» Given exercise: Can you reproduce, word for word, the part of the Spring Hill library history below that lies between "Mr. Robert Jones, the" and "to be recognized.", inclusive?

***** Excerpt *****

Spring Hill Library History
Spring Hill Community Library, now Spring Hill Public Library
by Naomi Derryberry, February 2019
The Spring Hill Community Library was the direct result of a community’s desire for a library and their willingness to work for towards that goal. A petition was circulated by Mrs. Patricia Selle to determine the community’s desire to have a library. At the time the only available books that could be checked out were on a shelf at Howell’s Grocery on Main Street next to the old bank. They were very limited, and word was that some patrons would “forget” to return the books.
The Freedmen School on McLemore Street, formerly an all-black school, was the chosen site. Mr. and Mrs. Fred and Patricia Selle purchased the building and property for $3,000 from the Maury County School Board. Mrs. Selle said she passed the vacant school, which had not been used in the ten years since public schools had been integrated, going or coming from her house. It had great potential, with lots of parking and plenty of floor space. It consisted of two rooms in a frame building measuring 40 x 120 feet. The Freedmen School was built for freed slaves built just after the Civil War. It closed in 1909 and later served as an all-black school until around 1965 when the Civil Rights Act of 1964 was passed. When the Selles purchased the building, Mrs. Selle said, “It felt that it was very symbolic, as a library is a way of dispensing knowledge, thus freeing men’s minds.”
Mr. Robert Jones, the Selles’ lawyer, researched the title for the Selles and was most generous with his time. He was very interested in libraries and barely made his expenses. Mrs. Selle wanted him to be recognized.
Miss Glenna Patton, of the Blue Grass Regional Library, suggested that Mrs. Selle work with the county library, so she contacted Mr. David Haines, Chairman of the Library Board and Mrs. Hallie Hudson, Head Librarian. They also recommended that Mrs. Selle work with the town council. Mrs. Selle contacted Mayor R. P. (Pete) Boyd, who suggested that she circulate a petition, and bring it, along with interested citizens, to the town meeting on November 11, 1974.
Mrs. Selle and her children spent a Saturday afternoon, November 9, 1974, knocking on doors with the petition, and not a single person turned them down. The following citizens attended the meeting with Mrs. Selle: Mrs. Martha Cheairs, Ms. Martha Lockridge, Mrs. Judith Scoville, Mr. Noel Evans, Miss Mattie Laura Harris and Mr. Joseph Frye.
Mr. Boyd was Mayor when the town of Spring Hill signed a five-year lease, at $30.00 a month, with an option to renew the lease. The rent covered insurance and taxes. The town also advanced the library $2,500 in funds and furnished water and telephone. With these funds and many hours of volunteer labor, renovation and repairs were made. Miss Glenna Patton agreed that the Blue Grass Regional Library would furnish books for the library if a building was obtained. They provided the initial 2,000 books, with the citizens donating another 500. Shelves were provided by the Maury County Library. Furnishings were by donated by the community.

***** Data extract *****

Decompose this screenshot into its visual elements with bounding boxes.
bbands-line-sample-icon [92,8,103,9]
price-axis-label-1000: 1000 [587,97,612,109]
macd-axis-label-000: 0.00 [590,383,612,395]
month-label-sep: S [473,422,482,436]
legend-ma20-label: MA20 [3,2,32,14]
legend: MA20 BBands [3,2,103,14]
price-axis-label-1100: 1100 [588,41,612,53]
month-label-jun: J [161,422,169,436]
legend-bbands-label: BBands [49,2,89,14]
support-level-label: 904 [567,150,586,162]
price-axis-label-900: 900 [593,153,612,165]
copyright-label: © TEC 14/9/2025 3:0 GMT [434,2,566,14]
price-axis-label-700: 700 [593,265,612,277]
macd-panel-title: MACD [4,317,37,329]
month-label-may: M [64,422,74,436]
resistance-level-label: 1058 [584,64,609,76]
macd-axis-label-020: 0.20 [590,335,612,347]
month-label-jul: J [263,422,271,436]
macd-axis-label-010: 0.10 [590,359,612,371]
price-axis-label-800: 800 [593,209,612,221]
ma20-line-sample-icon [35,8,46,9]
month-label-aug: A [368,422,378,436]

*****

» Problem solution:
Mr. Robert Jones, the Selles’ lawyer, researched the title for the Selles and was most generous with his time. He was very interested in libraries and barely made his expenses. Mrs. Selle wanted him to be recognized.